令和5年10月30日(月曜日)から11月3日(金曜日)まで、スイス・ジュネーブにおいて「水銀に関する水俣条約第5回締約国会議」が開催されました。

会合には800名程度が現地参加し、日本からは外務省、経済産業省及び環境省の担当者が現地で交渉に臨みました。我が国は、主要な議題を交渉する会合において共同議長を務め、4本の決議案の最終化に積極的に貢献しました。

今次会合では、水銀添加製品の規制の見直し、規制の対象となる水銀汚染廃棄物のしきい値等に関する議論が行われ、蛍光ランプの製造等をその種類に応じ2027年末までに禁止することに決定されたほか、水銀に関する水俣条約(以下単に「条約」という。)上の水銀汚染廃棄物のしきい値について、水銀含有濃度1kg当たり15mgとすることが決定されました。

 

主な結果

条約附属書A及び附属書B(以下「附属書A及び附属書B」という。)の見直しや水銀汚染廃棄物のしきい値等について、議論が行われました。

(1)水銀添加製品(附属書A)等の見直し

条約第4条では水銀添加製品(附属書A)の製造及び輸出入の禁止、第5条では水銀又は水銀化合物を使用する製造工程(附属書B)について規定されています。今次会合では、前回に引き続き、附属書A及び附属書Bの見直しを行い、前回会合(COP4)において合意に至らなかった製品及び今次会合(COP5)までに新たに提案された製品を合わせた9種類について、2025年末から2027年末までに製造及び輸出入を段階的に廃止することが合意されました。これにより、過去に段階的な廃止が合意されたものを含めると、全ての一般照明用の蛍光灯について、2027年末までに製造及び輸出入が禁止されることになります。

● 資料一覧
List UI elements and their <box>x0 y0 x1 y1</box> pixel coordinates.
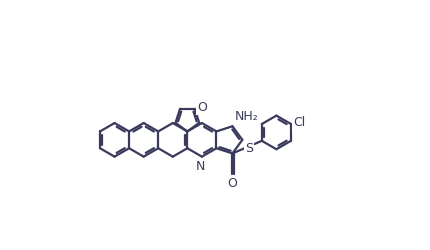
Text: N: N <box>196 160 205 172</box>
Text: O: O <box>227 177 237 190</box>
Text: NH₂: NH₂ <box>234 110 258 122</box>
Text: S: S <box>244 142 252 155</box>
Text: Cl: Cl <box>292 116 304 129</box>
Text: O: O <box>197 101 207 114</box>
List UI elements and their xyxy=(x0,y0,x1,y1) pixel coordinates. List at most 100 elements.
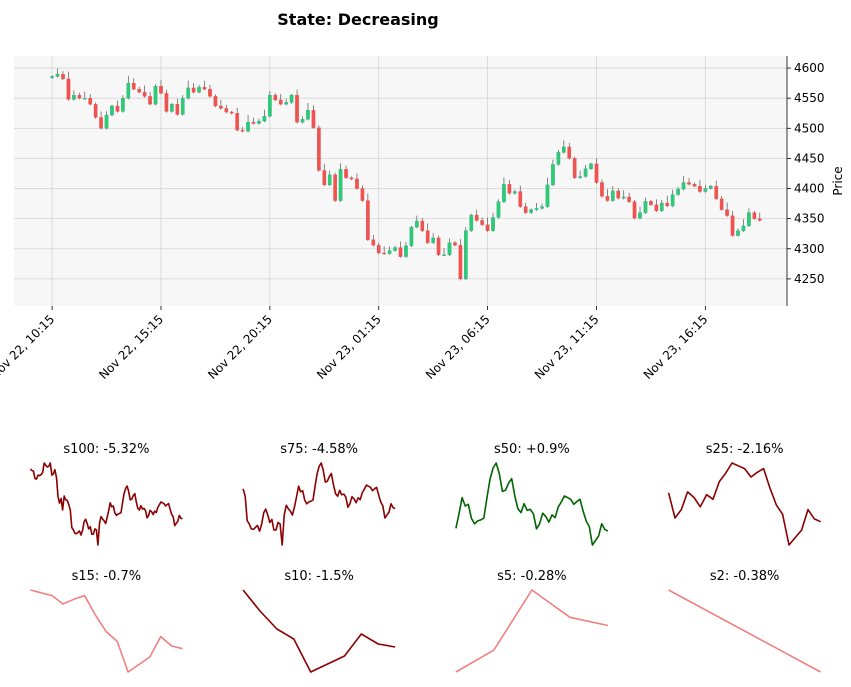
candle-down xyxy=(224,108,229,113)
x-tick-label: Nov 22, 20:15 xyxy=(205,312,275,382)
candle-up xyxy=(268,95,272,117)
candle-down xyxy=(202,87,207,90)
candle-down xyxy=(719,198,724,210)
candle-down xyxy=(355,178,359,189)
candle-down xyxy=(752,212,757,219)
candle-up xyxy=(708,185,713,189)
candle-up xyxy=(463,230,468,280)
candle-down xyxy=(600,182,604,197)
candle-down xyxy=(665,202,670,207)
candle-down xyxy=(360,188,365,201)
sparkline-title: s25: -2.16% xyxy=(706,442,784,457)
candle-up xyxy=(621,196,626,199)
candle-down xyxy=(175,104,180,115)
candle-up xyxy=(681,182,686,190)
candle-up xyxy=(703,188,708,192)
chart-title: State: Decreasing xyxy=(277,10,438,29)
candle-down xyxy=(523,206,528,213)
x-tick-label: Nov 22, 10:15 xyxy=(0,312,57,382)
candle-up xyxy=(104,114,109,129)
candle-down xyxy=(142,91,147,97)
candle-down xyxy=(229,111,234,114)
candle-down xyxy=(164,93,169,112)
candle-down xyxy=(594,163,599,183)
candle-up xyxy=(491,217,495,231)
candle-up xyxy=(643,201,648,213)
y-tick-label: 4300 xyxy=(794,242,825,256)
candle-up xyxy=(638,212,642,219)
candle-down xyxy=(311,110,316,128)
candle-up xyxy=(170,104,174,112)
candle-down xyxy=(627,196,631,202)
candle-up xyxy=(306,110,310,120)
candle-down xyxy=(632,201,637,219)
sparkline-panel: s5: -0.28% xyxy=(455,569,609,673)
candle-up xyxy=(180,98,185,115)
candle-down xyxy=(398,247,403,257)
sparkline-panel: s50: +0.9% xyxy=(455,442,609,546)
candle-up xyxy=(404,245,408,257)
x-tick-label: Nov 22, 15:15 xyxy=(96,312,166,382)
candle-up xyxy=(545,184,550,207)
candle-down xyxy=(131,82,136,90)
candle-up xyxy=(387,250,392,254)
candle-up xyxy=(82,98,87,100)
candle-down xyxy=(692,184,697,187)
candle-up xyxy=(442,254,446,256)
candle-down xyxy=(616,190,621,199)
candle-down xyxy=(425,230,430,243)
candle-up xyxy=(121,98,125,112)
candle-up xyxy=(551,164,555,186)
sparkline-title: s100: -5.32% xyxy=(63,442,149,457)
sparkline-line xyxy=(30,589,183,673)
candle-down xyxy=(485,224,490,231)
candle-down xyxy=(115,105,120,112)
sparkline-line xyxy=(242,462,396,546)
x-tick-label: Nov 23, 11:15 xyxy=(532,312,602,382)
candle-up xyxy=(502,184,506,202)
sparkline-panels: s100: -5.32% s75: -4.58% s50: +0.9% s25: -2… xyxy=(29,442,821,673)
candle-down xyxy=(757,218,762,221)
candle-down xyxy=(66,78,71,100)
candle-up xyxy=(431,237,435,243)
sparkline-title: s5: -0.28% xyxy=(497,569,567,584)
candle-down xyxy=(159,85,163,94)
candle-down xyxy=(572,158,577,178)
candle-down xyxy=(295,95,299,123)
candle-up xyxy=(126,82,131,99)
candle-up xyxy=(414,220,419,228)
candle-up xyxy=(529,209,533,213)
sparkline-panel: s2: -0.38% xyxy=(668,569,821,673)
candle-down xyxy=(213,96,218,107)
candle-down xyxy=(567,146,572,159)
candle-up xyxy=(556,152,561,165)
candle-up xyxy=(659,202,664,211)
x-tick-label: Nov 23, 01:15 xyxy=(314,312,384,382)
candle-up xyxy=(469,214,474,231)
candle-down xyxy=(698,185,702,192)
candle-down xyxy=(251,122,256,124)
candle-down xyxy=(148,96,152,105)
candle-down xyxy=(382,252,387,255)
candle-up xyxy=(197,87,201,93)
candle-down xyxy=(61,73,65,80)
candle-down xyxy=(371,239,376,246)
candle-up xyxy=(496,201,501,218)
candle-down xyxy=(507,184,512,194)
candle-up xyxy=(72,95,76,100)
sparkline-title: s75: -4.58% xyxy=(280,442,358,457)
candle-up xyxy=(409,226,414,246)
candles xyxy=(50,68,762,281)
candle-down xyxy=(317,127,321,171)
sparkline-panel: s25: -2.16% xyxy=(667,442,821,546)
candle-up xyxy=(447,242,452,255)
candle-down xyxy=(480,220,484,225)
plot-area xyxy=(14,56,787,306)
candle-down xyxy=(366,200,370,240)
candle-up xyxy=(289,95,294,103)
sparkline-panel: s75: -4.58% xyxy=(242,442,396,546)
candle-up xyxy=(670,194,675,207)
candle-down xyxy=(88,98,93,105)
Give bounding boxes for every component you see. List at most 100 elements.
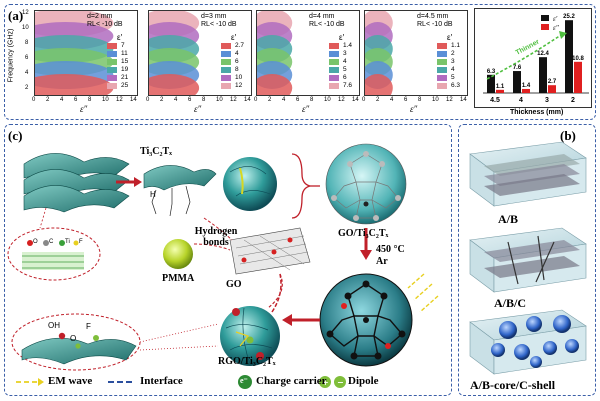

● 記述課題
水俣条約第5回締約国会議の結果を伝える抜粋を、その最後の文の後から書き継いでください。

● 課題への解答
(2)水銀の供給と貿易

条約第3条は「水銀」や「水銀化合物」を定義するとともに、水銀の一次採掘の制限や、水銀又は水銀化合物の供給源特定、輸出入の管理について規定しています。今次会合では、第3条の実施に関する課題・経験や、水銀の不法貿易を撲滅するための活動について、締約国に情報提供を呼びかけることになりました。また、水銀等のストックや水銀の供給源を特定するためのガイダンス文書の更新、水銀の一次採掘の特定、管理、削減を支援するためのガイダンス文書の作成、水銀化合物の貿易の状況に関する調査の実施等が決まりました。

(3)零細小規模金採掘(ASGM)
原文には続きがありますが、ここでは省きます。